Source passage:

════


    When ISIS is diminished, some other jerky clan will step in to be the Asshole of the Month and Washington DC pointy fingers will have another blamefest, and the Military Industrial Complex will have another jizzfest, showing off shiny new war-ware that doesn't really work. Rinse, repeat, profit!

  2. Re:Well, Duh! by BlueStrat · · Score: 3, Insightful

    Oh, and partisan trolls please note: I blame *both* (R) & (D) equally!

    None of this crap could have reached this disgusting Orwellian point without cooperation and collusion between both major US political parties.

    There are no "good guys" here.

    Strat

    --
    Progressivism (aka US 'Liberalism'): Ideas so good they need a police/surveillance-state to enforce.
  3. They'll find a use by Vektuz · · Score: 3, Insightful

    But they're REALLY effective against themselves and the American people, when they leak.

  4. Re:Battling ISIS online. by mean+pun · · Score: 5, Insightful

    Everybody has a major cow over civilian casualties, despite the fact that only one side - ours - is concerned about that. But the people of Raqqah are not innocent bystanders: they are Sunni opponents of the Assad regime and support ISIS for that reason.

════

Task item:
Resume the comment thread on ISIS and US politics, starting right after its last sentence.

Document layout analysis data:
════

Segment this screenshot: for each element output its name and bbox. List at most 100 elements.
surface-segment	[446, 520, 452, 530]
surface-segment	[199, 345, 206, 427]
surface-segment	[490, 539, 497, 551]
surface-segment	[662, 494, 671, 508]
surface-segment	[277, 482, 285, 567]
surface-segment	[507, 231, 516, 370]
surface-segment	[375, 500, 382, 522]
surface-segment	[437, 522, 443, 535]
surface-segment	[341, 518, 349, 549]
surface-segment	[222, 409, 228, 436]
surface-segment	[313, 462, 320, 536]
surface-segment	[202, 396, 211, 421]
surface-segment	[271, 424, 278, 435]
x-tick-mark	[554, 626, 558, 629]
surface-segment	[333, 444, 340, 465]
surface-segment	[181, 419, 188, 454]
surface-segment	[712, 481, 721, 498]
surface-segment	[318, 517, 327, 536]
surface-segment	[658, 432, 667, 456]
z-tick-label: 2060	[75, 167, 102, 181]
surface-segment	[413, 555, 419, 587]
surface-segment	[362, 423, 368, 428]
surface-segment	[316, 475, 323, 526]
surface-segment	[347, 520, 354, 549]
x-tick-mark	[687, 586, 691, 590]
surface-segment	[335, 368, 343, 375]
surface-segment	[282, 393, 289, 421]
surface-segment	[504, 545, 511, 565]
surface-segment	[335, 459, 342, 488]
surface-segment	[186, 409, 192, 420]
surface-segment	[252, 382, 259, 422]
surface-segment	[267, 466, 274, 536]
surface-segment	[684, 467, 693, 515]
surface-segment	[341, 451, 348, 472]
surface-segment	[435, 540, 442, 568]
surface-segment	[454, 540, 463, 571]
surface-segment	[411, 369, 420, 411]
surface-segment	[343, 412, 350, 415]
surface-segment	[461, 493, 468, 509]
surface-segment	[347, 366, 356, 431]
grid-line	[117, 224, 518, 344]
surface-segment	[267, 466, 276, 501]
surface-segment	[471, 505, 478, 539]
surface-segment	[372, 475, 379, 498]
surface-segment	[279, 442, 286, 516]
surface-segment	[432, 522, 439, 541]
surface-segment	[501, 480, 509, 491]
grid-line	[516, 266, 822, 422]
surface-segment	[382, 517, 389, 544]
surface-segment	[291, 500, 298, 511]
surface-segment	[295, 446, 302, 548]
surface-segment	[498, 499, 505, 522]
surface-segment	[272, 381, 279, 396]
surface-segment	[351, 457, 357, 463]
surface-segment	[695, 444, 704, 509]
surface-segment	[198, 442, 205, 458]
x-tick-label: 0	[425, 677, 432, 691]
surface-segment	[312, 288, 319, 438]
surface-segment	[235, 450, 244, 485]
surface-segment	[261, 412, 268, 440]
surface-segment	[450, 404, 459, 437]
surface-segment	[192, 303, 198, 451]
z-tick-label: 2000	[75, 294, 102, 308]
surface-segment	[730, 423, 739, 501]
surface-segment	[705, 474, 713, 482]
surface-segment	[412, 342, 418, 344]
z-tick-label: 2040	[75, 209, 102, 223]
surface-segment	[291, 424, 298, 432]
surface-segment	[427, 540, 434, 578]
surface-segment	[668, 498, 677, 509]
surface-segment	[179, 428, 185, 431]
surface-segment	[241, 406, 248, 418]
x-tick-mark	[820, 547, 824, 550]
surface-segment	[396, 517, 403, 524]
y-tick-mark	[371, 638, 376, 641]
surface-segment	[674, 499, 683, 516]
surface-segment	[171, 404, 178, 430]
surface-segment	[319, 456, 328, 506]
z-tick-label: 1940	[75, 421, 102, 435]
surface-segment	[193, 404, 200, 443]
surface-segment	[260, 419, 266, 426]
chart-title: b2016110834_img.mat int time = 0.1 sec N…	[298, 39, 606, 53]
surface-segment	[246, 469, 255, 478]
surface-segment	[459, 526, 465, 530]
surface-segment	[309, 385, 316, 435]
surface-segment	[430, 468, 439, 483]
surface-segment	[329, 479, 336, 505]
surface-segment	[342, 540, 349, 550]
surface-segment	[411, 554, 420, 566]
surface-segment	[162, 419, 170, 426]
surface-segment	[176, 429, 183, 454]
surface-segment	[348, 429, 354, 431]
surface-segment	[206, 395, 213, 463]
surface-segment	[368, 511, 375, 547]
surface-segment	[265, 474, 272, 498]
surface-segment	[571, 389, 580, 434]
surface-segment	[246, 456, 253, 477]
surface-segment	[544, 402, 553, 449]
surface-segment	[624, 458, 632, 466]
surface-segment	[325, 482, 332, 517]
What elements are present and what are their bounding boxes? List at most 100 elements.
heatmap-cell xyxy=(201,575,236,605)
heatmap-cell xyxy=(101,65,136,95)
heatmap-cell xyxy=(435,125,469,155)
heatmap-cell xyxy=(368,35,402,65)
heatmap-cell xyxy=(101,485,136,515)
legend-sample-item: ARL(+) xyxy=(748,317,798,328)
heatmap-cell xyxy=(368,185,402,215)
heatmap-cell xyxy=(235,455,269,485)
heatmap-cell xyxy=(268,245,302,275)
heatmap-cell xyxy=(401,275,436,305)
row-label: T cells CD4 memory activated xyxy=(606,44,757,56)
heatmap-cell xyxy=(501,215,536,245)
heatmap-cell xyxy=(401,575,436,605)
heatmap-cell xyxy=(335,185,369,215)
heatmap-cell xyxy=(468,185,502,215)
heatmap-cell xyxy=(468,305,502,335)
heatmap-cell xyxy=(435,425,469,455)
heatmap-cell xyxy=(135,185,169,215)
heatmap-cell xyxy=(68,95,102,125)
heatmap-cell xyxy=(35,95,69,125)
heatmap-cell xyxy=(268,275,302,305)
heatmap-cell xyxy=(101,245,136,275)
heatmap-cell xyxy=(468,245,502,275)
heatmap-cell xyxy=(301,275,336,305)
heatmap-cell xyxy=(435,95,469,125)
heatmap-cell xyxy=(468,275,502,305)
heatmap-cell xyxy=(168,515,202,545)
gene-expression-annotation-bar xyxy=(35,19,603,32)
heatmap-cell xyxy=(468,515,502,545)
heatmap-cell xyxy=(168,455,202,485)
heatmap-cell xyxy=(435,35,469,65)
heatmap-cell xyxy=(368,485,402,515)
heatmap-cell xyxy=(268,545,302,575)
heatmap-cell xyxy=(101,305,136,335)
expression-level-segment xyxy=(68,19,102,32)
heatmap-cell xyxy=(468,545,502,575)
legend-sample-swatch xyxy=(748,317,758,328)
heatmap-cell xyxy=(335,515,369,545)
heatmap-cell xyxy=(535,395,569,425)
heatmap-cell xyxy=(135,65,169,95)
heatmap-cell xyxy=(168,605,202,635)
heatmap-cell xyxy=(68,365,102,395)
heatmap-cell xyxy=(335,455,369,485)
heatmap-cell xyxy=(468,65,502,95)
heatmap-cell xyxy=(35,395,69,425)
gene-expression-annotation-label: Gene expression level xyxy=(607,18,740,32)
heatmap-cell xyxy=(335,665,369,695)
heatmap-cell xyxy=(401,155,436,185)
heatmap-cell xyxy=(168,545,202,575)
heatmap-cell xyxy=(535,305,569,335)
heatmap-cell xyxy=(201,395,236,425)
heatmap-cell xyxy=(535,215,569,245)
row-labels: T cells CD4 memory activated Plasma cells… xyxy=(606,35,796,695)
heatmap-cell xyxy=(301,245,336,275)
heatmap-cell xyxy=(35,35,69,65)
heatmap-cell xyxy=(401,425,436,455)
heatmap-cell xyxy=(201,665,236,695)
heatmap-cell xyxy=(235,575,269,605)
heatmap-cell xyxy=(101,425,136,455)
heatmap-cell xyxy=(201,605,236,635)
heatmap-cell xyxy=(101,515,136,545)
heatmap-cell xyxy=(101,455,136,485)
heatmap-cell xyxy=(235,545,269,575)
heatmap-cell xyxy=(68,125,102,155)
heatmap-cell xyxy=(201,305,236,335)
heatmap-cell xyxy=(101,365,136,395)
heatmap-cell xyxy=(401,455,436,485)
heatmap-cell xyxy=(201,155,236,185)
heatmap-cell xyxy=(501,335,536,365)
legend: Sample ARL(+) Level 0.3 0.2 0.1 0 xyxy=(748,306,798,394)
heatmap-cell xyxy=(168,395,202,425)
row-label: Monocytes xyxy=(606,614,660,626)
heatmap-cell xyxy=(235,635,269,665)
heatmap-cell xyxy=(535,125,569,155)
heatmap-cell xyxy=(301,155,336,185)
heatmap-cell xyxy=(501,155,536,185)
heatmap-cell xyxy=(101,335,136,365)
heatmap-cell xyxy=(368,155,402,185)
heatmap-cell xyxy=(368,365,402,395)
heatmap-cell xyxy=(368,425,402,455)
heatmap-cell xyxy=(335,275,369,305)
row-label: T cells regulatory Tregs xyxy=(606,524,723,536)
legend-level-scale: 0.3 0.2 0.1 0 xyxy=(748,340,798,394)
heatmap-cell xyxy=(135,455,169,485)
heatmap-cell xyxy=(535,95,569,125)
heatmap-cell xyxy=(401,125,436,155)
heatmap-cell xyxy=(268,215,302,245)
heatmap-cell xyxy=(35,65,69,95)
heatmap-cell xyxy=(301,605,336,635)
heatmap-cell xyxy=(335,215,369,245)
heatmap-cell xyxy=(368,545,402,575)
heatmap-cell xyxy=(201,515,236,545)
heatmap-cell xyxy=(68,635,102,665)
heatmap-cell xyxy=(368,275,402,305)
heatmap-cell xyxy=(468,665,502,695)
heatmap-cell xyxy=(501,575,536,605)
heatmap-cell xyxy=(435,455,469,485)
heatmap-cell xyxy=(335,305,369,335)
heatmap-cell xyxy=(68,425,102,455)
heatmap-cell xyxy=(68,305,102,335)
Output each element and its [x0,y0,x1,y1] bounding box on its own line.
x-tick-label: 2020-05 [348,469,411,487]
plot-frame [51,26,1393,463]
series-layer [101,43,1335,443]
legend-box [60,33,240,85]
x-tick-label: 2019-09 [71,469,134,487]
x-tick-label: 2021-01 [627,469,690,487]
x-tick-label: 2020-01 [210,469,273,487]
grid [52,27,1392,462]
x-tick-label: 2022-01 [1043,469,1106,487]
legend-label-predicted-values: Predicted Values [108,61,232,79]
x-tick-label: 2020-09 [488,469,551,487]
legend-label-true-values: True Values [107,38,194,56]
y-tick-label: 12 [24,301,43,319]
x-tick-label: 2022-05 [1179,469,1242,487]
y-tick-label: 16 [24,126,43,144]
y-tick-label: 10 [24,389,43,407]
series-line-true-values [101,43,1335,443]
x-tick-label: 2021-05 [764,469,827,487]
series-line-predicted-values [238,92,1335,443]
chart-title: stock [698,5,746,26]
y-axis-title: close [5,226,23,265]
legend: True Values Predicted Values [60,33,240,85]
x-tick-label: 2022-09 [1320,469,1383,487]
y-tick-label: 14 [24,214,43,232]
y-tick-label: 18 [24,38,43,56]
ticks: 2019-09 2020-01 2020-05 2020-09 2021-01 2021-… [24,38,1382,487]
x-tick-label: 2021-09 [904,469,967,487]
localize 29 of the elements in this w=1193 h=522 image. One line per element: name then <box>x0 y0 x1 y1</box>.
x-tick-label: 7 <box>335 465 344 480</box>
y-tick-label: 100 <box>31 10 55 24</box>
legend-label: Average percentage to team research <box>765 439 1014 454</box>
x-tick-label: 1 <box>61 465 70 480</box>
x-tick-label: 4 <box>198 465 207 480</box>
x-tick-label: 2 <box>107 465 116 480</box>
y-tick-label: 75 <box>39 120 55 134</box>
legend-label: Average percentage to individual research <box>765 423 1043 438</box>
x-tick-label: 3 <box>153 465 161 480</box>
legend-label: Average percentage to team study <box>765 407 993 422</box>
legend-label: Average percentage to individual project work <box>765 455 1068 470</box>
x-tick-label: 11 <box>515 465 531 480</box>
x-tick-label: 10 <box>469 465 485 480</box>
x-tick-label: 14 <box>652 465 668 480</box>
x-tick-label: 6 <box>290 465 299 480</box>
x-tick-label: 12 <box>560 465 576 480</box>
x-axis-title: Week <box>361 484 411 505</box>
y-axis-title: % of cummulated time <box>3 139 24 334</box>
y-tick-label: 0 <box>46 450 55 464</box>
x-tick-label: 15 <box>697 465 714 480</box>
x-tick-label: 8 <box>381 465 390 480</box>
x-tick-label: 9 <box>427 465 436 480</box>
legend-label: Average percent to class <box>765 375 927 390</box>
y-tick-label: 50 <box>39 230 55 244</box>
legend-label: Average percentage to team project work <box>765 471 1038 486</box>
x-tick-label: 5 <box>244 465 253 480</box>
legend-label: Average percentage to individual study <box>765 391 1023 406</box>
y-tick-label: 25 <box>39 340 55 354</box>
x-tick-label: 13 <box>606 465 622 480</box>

════

Solved exercise:
    No, the vast majority of the people of Raqqah are just ordinary people that want to live a decent life, just like most everyone else all over the planet.

    Levelling the city would be a good solution, but unpalatable to our PCMC sensibilities.

    What you're proposing is genocide. I have no idea what PCMC sensibilities are, but yes, I'm all in favour of having a major cow over that. And that's just based on ethics, there's also the point that levelling a city is a very effective way to create terrorists.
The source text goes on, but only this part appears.